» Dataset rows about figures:
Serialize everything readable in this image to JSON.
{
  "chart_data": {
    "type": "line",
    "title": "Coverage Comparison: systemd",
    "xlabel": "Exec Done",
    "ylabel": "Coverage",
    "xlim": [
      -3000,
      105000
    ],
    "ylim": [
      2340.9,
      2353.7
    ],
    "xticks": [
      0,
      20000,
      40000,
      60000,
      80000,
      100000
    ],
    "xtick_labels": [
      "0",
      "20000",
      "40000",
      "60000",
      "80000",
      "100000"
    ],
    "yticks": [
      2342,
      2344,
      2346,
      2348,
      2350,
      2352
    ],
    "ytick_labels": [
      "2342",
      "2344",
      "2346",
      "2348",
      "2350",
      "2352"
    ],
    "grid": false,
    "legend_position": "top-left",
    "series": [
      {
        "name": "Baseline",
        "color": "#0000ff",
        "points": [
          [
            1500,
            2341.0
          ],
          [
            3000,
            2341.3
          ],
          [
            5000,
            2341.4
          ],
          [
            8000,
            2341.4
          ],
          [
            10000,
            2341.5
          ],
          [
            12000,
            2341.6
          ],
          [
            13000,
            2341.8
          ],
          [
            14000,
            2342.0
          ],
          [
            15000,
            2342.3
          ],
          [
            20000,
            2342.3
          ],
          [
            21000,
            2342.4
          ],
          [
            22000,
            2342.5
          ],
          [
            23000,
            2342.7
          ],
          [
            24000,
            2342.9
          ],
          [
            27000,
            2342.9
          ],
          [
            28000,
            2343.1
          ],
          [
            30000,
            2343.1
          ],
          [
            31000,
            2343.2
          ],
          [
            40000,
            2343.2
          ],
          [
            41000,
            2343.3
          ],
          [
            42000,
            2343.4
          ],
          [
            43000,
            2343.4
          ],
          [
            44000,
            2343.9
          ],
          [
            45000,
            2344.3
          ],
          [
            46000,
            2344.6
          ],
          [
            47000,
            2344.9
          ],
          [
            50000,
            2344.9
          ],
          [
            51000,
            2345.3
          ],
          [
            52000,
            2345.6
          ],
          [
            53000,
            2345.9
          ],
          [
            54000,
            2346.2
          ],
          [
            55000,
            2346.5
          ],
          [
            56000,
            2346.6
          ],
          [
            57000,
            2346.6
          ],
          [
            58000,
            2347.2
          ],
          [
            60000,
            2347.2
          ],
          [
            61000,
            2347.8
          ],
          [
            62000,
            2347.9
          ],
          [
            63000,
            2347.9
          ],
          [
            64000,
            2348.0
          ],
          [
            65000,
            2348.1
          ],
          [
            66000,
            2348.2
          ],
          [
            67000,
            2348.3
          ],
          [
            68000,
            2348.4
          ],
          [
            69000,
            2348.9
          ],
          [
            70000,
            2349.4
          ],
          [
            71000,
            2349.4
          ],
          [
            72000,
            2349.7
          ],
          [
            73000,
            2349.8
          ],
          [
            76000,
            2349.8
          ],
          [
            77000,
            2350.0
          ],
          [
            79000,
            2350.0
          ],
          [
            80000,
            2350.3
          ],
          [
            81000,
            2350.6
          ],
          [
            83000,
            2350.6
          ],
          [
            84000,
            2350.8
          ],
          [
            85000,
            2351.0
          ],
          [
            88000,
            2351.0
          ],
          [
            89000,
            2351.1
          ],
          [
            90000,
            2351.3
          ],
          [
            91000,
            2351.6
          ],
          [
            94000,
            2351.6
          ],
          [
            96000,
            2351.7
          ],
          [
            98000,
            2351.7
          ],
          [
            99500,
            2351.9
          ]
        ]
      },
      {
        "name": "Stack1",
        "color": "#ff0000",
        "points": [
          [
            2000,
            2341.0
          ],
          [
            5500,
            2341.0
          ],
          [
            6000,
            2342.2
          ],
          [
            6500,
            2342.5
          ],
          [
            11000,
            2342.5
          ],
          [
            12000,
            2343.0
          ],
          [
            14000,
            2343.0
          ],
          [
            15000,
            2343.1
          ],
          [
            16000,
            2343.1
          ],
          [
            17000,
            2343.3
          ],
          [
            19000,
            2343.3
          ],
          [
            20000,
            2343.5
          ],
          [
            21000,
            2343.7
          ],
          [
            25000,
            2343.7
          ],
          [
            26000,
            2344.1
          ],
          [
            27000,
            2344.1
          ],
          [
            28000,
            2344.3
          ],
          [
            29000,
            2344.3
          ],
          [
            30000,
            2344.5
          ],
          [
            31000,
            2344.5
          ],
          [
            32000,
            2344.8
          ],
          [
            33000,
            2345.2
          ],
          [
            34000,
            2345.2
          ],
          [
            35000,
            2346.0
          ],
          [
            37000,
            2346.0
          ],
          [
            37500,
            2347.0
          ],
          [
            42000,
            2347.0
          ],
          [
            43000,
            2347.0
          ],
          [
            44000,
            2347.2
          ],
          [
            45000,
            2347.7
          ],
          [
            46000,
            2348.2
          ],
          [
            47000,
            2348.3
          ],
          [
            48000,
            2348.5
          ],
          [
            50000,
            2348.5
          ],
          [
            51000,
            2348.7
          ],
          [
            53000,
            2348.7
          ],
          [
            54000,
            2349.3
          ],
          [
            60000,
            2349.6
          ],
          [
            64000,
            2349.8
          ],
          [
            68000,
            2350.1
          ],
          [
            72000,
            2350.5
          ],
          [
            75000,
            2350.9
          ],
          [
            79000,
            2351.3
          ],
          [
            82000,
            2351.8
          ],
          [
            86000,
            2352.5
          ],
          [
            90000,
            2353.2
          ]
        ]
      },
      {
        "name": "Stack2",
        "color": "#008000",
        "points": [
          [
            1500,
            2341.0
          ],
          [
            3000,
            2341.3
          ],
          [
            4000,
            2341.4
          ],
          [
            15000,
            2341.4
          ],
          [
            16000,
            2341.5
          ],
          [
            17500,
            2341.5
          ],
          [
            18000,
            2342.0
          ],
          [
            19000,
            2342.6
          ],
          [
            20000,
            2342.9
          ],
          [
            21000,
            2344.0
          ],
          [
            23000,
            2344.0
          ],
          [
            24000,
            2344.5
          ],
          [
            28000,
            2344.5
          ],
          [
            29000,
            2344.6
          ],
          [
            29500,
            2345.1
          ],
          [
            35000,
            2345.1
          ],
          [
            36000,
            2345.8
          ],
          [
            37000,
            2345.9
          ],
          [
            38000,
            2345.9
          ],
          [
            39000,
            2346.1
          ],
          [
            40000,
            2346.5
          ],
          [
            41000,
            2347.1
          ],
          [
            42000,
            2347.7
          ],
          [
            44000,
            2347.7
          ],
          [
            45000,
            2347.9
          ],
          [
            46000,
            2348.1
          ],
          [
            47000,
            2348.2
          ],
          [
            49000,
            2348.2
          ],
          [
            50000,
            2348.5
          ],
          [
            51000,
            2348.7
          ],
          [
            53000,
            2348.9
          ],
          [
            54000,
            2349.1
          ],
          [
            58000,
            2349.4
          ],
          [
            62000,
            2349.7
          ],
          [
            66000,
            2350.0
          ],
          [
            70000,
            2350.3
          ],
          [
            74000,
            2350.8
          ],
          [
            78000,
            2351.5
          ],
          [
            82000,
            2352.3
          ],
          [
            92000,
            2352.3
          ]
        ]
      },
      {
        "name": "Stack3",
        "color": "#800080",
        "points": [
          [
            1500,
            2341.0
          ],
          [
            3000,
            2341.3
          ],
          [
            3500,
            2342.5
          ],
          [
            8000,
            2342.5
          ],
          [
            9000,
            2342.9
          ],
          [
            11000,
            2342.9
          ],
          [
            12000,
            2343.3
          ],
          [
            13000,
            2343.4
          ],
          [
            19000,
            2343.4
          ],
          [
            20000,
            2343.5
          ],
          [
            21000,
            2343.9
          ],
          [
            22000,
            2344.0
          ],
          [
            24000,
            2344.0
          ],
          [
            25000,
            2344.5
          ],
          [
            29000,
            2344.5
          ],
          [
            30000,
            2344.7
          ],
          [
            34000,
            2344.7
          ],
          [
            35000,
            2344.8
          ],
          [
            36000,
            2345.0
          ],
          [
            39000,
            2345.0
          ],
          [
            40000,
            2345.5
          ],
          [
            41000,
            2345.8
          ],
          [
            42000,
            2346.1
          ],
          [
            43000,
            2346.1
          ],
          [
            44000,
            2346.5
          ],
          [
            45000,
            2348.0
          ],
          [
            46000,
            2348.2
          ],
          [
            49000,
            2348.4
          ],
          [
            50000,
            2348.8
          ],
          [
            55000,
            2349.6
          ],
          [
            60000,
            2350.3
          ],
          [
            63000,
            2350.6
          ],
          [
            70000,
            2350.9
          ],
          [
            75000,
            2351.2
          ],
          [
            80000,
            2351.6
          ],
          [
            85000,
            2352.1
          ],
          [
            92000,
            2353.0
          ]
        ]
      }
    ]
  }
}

» OBJECTIVE: Wherever the string "color" appears in the entries above, list that line.

» ANSWER FOR THIS EXERCISE:
        "color": "#0000ff",
        "color": "#ff0000",
        "color": "#008000",
        "color": "#800080",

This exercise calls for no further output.